Pick out each line in these entries that contains the string "движении".

>>>

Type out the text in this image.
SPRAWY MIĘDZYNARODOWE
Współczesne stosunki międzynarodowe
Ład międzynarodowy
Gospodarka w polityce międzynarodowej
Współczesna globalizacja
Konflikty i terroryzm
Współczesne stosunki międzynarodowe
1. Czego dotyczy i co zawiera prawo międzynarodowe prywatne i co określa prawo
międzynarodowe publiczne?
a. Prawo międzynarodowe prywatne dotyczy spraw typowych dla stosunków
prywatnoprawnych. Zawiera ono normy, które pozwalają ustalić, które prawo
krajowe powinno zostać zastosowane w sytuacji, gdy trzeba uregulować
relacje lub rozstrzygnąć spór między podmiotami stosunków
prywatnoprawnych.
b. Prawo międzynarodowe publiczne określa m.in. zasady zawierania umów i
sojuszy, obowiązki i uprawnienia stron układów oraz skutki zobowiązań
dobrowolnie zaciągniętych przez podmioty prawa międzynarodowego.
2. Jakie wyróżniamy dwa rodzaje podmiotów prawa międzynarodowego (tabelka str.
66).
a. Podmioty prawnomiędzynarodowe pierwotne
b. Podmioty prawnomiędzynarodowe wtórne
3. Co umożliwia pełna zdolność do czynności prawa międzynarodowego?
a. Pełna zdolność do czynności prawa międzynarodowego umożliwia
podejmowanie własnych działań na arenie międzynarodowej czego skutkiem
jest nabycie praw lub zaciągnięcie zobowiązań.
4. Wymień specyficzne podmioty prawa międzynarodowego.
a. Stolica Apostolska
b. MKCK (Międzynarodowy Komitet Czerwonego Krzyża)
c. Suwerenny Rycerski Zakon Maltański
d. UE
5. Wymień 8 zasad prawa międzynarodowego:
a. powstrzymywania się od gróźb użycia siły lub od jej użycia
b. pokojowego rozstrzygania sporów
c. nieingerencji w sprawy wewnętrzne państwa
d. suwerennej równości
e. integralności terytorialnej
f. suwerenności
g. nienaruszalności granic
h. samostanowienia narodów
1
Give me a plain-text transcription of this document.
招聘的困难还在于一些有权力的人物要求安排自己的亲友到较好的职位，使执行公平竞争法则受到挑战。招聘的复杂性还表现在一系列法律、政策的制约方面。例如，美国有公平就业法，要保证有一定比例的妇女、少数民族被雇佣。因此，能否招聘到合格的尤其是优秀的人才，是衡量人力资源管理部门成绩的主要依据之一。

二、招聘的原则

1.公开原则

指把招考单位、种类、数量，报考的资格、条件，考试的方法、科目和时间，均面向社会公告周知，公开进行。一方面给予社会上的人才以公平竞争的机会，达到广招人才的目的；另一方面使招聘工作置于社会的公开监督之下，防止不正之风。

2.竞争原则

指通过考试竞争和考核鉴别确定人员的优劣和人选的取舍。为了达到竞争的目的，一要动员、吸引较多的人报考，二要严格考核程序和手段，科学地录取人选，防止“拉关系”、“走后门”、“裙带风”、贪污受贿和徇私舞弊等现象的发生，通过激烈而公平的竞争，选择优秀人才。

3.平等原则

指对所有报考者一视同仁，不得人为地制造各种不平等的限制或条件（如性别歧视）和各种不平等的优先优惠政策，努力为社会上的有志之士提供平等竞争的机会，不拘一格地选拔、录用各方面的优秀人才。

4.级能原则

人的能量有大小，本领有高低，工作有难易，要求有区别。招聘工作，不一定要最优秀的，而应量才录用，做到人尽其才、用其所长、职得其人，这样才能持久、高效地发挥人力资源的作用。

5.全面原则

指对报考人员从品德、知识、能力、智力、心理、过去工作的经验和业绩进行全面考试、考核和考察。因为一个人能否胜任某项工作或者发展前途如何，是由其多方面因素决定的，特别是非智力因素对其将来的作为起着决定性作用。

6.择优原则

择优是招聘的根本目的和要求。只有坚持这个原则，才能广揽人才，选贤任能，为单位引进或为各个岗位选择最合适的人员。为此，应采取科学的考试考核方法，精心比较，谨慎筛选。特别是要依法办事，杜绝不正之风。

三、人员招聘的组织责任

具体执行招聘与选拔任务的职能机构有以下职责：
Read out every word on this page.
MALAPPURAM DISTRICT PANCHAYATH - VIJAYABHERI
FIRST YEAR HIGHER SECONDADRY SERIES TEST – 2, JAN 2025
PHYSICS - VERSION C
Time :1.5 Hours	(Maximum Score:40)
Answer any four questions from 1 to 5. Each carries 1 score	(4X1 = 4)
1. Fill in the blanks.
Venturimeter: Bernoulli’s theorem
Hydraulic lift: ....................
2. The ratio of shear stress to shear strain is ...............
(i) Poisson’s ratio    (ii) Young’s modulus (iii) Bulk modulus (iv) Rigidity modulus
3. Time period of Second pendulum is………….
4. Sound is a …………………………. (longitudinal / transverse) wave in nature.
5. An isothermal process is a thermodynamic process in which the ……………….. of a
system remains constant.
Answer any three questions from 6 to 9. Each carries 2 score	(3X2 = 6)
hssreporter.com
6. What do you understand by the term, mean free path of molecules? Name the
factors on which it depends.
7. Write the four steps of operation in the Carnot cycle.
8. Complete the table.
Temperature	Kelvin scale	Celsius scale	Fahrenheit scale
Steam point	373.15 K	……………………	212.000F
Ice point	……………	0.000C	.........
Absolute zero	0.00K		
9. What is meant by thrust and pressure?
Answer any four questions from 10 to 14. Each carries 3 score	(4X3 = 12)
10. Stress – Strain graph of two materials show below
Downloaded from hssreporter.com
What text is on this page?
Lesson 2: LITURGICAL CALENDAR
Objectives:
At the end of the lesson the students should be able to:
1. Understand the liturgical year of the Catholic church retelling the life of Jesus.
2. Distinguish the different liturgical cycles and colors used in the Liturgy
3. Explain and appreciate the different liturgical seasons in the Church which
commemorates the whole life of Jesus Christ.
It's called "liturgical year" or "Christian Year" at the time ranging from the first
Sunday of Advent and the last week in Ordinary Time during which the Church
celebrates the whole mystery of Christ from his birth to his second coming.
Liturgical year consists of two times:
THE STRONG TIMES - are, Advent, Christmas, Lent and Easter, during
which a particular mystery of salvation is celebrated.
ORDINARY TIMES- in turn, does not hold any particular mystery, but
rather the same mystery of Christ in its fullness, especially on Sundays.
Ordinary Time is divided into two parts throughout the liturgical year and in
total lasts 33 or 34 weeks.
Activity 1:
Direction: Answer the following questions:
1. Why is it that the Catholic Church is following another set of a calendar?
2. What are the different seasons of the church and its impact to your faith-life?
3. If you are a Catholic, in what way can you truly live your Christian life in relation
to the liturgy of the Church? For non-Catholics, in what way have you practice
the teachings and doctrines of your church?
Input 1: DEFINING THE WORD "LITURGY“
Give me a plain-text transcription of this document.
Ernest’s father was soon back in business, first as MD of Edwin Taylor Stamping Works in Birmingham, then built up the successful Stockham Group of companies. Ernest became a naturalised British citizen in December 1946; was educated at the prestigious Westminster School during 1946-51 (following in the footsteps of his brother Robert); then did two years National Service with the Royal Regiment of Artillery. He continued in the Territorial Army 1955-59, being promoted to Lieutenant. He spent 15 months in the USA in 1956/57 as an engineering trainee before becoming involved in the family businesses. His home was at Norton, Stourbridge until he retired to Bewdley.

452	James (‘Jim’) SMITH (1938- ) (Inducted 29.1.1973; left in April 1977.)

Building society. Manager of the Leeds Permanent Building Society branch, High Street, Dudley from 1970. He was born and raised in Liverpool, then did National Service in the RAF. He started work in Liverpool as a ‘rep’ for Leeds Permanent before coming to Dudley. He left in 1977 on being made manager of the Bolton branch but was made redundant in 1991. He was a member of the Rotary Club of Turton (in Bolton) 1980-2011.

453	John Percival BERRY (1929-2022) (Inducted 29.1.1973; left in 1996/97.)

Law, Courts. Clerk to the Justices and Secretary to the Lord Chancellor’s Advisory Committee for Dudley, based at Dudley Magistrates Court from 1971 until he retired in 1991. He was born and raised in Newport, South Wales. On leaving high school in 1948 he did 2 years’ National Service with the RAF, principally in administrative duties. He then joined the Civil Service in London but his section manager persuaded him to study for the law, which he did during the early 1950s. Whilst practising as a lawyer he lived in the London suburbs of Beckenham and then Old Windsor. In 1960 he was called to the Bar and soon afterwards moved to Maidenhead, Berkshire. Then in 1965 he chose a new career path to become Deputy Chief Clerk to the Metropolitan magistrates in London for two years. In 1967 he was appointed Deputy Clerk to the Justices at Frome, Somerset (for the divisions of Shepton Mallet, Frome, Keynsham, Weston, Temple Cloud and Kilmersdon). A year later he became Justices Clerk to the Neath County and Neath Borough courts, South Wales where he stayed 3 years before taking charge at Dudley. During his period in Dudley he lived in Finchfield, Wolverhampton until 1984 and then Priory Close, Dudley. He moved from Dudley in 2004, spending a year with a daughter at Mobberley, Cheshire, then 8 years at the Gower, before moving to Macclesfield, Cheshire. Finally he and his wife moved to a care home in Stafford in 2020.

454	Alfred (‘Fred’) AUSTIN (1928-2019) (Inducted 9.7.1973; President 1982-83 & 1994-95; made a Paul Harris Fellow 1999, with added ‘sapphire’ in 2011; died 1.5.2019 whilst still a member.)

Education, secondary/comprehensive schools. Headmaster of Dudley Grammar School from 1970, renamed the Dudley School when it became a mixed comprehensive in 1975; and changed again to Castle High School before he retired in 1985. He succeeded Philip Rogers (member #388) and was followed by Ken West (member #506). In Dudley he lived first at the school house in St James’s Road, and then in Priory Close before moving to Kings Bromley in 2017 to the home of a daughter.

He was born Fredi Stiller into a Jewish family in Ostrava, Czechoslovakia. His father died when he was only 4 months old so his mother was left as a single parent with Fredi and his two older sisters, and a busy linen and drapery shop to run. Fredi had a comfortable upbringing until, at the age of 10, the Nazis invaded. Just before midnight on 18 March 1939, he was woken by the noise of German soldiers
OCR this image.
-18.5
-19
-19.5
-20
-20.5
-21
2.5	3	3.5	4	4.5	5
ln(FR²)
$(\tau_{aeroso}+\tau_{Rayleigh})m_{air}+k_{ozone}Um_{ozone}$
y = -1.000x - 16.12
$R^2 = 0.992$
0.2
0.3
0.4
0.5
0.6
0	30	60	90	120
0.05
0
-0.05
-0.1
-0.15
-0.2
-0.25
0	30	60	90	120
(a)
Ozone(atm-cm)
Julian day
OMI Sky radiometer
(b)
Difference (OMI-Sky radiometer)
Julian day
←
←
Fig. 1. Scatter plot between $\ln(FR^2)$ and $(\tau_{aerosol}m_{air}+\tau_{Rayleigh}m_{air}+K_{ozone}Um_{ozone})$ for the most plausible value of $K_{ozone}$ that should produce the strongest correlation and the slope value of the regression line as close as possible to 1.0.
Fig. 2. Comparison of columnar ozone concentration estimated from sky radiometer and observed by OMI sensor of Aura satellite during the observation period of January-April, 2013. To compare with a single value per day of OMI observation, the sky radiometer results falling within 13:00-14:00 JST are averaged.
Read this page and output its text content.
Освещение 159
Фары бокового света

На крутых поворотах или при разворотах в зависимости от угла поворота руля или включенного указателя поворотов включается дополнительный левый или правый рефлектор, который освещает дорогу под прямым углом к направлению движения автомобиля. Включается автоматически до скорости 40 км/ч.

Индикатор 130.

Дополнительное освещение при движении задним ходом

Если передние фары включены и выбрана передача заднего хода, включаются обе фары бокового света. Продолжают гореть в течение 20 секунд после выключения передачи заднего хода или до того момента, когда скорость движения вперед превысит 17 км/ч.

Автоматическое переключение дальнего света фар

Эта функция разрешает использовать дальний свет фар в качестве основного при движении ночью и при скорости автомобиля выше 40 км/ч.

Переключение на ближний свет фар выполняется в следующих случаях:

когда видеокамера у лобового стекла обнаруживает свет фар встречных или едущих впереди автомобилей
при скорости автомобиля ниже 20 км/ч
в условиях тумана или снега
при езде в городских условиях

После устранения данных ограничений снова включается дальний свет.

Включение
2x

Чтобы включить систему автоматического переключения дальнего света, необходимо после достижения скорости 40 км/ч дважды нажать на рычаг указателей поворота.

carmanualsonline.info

<<<

*FULL OUTPUT*
Дополнительное освещение при движении задним ходом
Эта функция разрешает использовать дальний свет фар в качестве основного при движении ночью и при скорости автомобиля выше 40 км/ч.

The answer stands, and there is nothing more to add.